* AIM OF THE TASK *
State how many lines in these records contain the word "Skala", and nothing else.

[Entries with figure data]
··········

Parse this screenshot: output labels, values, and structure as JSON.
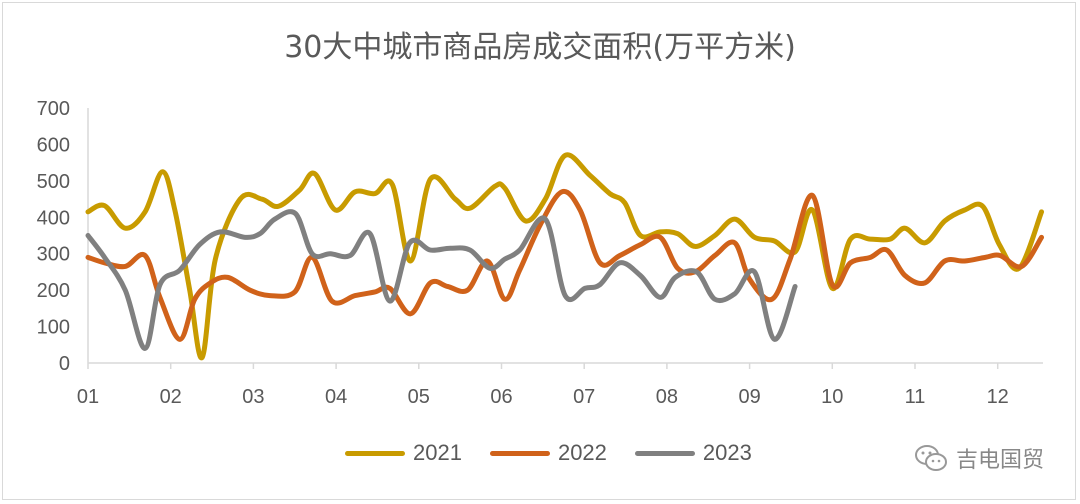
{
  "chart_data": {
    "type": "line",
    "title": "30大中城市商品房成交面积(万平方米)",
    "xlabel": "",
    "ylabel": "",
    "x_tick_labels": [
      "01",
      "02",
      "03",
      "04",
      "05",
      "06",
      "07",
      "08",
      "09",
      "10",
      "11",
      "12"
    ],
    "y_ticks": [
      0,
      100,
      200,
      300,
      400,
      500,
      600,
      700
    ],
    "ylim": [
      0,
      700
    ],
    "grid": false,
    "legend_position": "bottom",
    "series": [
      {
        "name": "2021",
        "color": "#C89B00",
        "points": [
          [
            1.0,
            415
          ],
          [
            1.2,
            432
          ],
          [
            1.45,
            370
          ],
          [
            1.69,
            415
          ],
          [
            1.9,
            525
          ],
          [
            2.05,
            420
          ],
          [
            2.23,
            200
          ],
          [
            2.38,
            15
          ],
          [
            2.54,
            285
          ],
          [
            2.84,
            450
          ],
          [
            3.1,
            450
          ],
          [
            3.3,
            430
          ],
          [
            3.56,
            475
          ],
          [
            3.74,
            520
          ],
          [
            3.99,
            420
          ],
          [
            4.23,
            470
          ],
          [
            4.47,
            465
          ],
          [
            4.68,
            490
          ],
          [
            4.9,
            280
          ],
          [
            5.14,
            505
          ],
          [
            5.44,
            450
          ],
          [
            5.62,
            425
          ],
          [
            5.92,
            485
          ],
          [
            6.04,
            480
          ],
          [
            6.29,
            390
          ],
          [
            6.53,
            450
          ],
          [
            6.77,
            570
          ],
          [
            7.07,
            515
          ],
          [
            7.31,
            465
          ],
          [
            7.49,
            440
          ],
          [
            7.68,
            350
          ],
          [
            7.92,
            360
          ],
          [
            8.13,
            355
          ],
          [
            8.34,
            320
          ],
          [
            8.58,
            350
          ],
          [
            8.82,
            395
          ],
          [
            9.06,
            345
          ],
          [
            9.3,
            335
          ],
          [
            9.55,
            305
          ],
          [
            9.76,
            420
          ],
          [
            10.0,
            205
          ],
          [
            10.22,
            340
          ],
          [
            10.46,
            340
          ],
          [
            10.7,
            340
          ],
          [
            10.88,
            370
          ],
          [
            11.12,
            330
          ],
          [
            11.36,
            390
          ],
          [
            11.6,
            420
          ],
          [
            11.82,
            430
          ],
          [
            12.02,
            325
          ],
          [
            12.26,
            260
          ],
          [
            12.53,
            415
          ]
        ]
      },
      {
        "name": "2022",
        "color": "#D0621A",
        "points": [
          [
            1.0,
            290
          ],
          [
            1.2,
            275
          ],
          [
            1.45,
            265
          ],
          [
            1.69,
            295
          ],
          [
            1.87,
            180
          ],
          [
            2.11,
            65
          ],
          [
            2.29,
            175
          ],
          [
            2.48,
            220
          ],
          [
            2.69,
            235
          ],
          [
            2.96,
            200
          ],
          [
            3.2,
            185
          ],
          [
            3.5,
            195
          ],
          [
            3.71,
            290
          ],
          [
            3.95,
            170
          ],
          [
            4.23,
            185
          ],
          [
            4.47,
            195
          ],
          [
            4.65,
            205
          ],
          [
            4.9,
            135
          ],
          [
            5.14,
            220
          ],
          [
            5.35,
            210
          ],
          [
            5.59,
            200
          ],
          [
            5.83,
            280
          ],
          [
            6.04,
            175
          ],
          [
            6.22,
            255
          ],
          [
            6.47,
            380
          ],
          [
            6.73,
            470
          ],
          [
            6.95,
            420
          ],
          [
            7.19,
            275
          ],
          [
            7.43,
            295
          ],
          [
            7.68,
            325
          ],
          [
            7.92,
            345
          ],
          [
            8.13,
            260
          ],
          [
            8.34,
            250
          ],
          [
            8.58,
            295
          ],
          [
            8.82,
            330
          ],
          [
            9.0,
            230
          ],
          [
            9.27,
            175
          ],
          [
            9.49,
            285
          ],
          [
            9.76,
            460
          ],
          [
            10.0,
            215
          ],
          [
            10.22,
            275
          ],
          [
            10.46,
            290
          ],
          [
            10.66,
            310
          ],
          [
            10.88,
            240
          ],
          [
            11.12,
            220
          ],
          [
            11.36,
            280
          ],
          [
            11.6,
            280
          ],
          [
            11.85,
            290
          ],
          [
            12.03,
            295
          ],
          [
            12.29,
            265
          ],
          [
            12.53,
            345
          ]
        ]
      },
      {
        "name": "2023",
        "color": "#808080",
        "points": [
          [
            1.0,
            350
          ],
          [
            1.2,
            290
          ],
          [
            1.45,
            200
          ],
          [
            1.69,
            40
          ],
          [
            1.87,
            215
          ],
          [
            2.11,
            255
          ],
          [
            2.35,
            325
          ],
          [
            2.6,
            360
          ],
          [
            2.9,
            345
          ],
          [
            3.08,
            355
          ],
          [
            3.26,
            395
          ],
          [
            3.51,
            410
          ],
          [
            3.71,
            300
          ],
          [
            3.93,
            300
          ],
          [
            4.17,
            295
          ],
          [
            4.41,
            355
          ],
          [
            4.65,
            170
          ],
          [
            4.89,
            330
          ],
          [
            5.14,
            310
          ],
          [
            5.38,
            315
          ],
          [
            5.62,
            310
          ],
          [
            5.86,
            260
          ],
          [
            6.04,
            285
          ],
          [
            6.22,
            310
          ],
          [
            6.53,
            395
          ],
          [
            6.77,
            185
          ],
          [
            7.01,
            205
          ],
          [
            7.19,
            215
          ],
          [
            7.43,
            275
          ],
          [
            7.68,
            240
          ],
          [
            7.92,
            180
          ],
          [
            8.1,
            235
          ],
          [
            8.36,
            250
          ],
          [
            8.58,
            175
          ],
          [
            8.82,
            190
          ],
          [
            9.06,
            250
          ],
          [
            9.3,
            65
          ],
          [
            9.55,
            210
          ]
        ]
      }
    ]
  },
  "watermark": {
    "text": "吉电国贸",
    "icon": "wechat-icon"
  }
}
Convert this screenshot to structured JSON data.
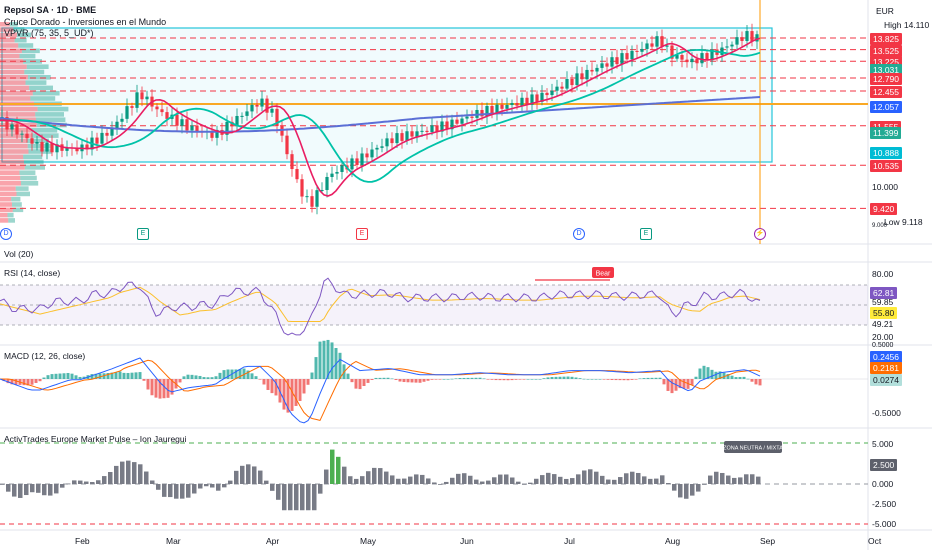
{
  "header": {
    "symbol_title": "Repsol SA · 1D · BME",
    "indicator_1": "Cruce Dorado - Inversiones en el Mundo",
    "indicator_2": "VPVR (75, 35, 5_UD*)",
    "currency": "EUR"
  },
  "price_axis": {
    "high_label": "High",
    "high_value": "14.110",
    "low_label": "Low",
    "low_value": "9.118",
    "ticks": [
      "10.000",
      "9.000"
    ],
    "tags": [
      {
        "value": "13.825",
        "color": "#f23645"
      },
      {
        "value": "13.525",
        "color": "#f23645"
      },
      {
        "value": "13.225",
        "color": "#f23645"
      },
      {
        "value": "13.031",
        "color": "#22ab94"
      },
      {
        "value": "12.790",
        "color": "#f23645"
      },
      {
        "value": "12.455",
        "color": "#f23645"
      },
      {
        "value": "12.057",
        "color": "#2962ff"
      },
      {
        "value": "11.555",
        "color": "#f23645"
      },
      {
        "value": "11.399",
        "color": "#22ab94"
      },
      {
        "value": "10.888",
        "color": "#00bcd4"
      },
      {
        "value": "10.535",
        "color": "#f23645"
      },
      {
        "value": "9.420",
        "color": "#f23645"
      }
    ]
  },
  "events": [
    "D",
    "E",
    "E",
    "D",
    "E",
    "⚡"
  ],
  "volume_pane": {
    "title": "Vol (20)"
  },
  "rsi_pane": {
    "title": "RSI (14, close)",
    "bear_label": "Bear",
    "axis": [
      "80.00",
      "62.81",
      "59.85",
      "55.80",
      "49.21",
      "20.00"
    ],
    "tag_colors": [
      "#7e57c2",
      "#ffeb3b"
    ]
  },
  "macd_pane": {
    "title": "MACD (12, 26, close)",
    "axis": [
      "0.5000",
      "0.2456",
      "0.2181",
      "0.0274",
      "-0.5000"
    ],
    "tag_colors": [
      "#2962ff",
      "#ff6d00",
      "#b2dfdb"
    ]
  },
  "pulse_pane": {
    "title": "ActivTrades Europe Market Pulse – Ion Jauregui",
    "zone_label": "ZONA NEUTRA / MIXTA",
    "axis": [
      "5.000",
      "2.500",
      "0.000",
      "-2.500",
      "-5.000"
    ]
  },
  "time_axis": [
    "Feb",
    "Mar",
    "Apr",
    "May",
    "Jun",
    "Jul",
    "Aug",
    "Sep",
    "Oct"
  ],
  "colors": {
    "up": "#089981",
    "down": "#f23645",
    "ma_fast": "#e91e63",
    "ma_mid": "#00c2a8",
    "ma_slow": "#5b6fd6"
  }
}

··········

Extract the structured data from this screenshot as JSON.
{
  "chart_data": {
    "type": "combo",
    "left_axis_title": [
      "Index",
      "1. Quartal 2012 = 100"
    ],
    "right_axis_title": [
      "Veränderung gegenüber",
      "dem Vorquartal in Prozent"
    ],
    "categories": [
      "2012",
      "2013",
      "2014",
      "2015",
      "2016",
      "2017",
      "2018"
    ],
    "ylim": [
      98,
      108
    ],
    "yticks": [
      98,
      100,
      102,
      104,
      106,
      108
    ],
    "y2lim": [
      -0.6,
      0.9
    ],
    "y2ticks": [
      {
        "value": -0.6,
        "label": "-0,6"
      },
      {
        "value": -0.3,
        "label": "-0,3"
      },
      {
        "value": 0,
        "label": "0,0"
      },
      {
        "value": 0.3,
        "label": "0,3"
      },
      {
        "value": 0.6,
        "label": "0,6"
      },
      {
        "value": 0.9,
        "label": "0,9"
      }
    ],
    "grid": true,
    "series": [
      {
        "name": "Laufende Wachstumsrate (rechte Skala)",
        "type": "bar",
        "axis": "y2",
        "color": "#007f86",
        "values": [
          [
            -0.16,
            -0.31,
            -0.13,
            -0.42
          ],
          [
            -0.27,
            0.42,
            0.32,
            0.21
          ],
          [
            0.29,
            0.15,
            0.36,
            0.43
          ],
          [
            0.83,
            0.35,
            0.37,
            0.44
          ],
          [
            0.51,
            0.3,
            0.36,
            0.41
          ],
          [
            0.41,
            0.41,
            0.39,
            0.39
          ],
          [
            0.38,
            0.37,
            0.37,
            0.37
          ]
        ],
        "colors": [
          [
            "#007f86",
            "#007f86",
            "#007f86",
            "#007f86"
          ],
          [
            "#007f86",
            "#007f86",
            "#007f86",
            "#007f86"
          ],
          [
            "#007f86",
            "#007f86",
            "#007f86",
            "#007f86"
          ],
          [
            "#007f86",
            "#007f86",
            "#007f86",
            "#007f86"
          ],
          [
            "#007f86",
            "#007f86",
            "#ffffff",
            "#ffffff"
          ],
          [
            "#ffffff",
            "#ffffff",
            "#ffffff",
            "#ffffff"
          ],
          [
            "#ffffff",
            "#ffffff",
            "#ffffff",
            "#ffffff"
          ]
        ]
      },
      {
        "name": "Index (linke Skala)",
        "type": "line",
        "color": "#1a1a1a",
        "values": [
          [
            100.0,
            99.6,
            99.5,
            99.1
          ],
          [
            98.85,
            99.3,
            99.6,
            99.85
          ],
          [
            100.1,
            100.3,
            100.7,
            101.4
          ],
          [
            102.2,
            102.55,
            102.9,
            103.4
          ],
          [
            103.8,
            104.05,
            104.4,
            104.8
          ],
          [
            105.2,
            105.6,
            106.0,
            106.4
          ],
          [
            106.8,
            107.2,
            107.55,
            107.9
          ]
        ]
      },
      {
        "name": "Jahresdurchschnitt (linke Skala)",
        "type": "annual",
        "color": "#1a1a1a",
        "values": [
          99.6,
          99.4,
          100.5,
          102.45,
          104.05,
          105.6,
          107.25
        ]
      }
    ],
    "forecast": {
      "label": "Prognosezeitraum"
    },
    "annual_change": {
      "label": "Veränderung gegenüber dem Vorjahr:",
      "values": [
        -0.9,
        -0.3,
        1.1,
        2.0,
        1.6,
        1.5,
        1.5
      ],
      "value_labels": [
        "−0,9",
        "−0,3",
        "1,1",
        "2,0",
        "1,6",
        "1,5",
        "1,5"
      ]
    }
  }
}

··········

* EXERCISE RESPONSE *
3